[Records from a collection]
--- start ---

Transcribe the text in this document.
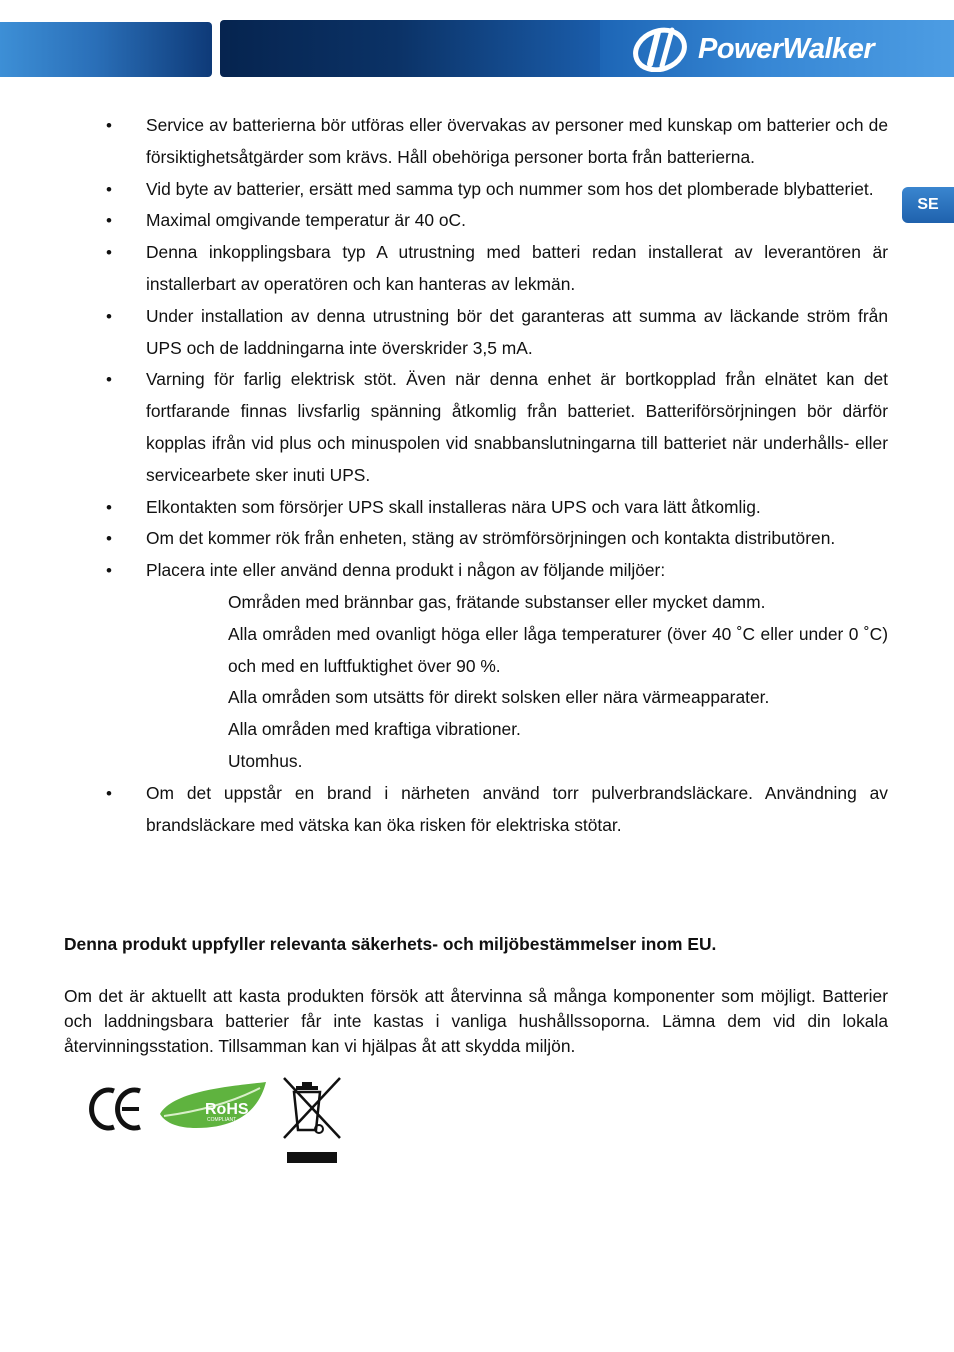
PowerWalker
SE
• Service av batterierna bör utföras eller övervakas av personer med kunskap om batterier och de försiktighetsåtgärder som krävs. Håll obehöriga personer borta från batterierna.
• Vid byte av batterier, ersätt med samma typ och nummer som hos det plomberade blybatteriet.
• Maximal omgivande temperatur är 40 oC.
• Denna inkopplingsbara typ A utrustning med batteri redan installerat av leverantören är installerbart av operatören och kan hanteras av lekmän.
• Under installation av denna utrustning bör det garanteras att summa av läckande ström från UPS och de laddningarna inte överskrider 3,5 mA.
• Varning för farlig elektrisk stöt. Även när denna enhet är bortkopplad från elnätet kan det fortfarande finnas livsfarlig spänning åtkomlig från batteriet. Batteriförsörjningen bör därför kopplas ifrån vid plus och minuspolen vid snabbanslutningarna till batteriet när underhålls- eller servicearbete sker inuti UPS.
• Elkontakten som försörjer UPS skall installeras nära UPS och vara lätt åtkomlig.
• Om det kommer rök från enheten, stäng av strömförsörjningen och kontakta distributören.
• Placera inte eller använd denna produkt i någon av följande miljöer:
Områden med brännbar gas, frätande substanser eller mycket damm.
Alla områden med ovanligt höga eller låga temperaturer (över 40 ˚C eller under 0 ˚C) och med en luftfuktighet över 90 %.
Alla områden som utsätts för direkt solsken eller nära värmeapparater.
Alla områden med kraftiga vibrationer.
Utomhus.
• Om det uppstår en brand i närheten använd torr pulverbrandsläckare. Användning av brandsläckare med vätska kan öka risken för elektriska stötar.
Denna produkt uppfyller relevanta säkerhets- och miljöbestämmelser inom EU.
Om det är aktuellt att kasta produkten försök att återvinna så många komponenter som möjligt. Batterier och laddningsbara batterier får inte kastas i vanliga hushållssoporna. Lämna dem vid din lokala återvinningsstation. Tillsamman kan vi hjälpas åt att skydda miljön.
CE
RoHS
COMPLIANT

--- end ---

◆ Challenge ◆
Copy out all lines above that include the string "nära".

◆ Problem solution ◆
• Elkontakten som försörjer UPS skall installeras nära UPS och vara lätt åtkomlig.
Alla områden som utsätts för direkt solsken eller nära värmeapparater.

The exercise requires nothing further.